-- RECORD SET start --

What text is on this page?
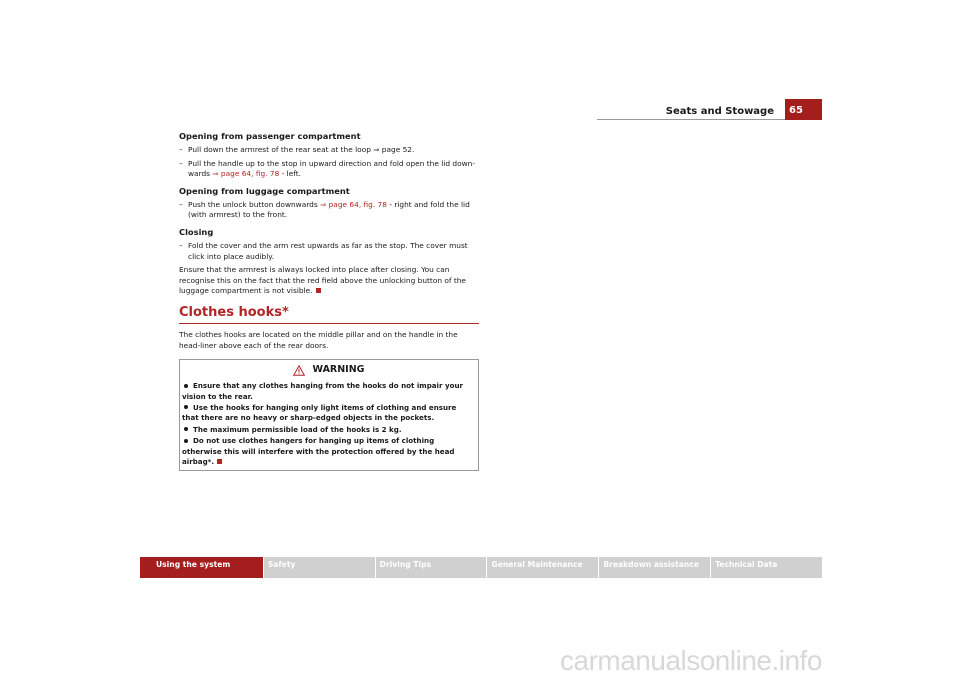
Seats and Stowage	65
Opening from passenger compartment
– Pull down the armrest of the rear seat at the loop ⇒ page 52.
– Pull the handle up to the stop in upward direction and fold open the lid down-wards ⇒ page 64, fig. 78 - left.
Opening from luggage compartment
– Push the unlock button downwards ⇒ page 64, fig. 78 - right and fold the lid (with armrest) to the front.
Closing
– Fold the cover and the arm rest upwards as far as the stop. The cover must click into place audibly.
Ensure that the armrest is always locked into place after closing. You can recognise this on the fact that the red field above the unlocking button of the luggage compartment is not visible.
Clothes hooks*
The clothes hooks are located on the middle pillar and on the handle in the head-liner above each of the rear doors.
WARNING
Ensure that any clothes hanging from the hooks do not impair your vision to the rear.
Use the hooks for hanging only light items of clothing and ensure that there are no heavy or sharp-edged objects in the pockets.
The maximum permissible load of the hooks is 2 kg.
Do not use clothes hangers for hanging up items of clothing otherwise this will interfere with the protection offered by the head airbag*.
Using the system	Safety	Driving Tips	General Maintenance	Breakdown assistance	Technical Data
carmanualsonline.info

-- RECORD SET end --

* [PROBLEM DESCRIPTION] Take each line of the material that contains the word "this" and list it.

* [EXERCISE ANSWER]
What text is on this page?
Ensure that the armrest is always locked into place after closing. You can recognise this on the fact that the red field above the unlocking button of the luggage compartment is not visible.
Do not use clothes hangers for hanging up items of clothing otherwise this will interfere with the protection offered by the head airbag*.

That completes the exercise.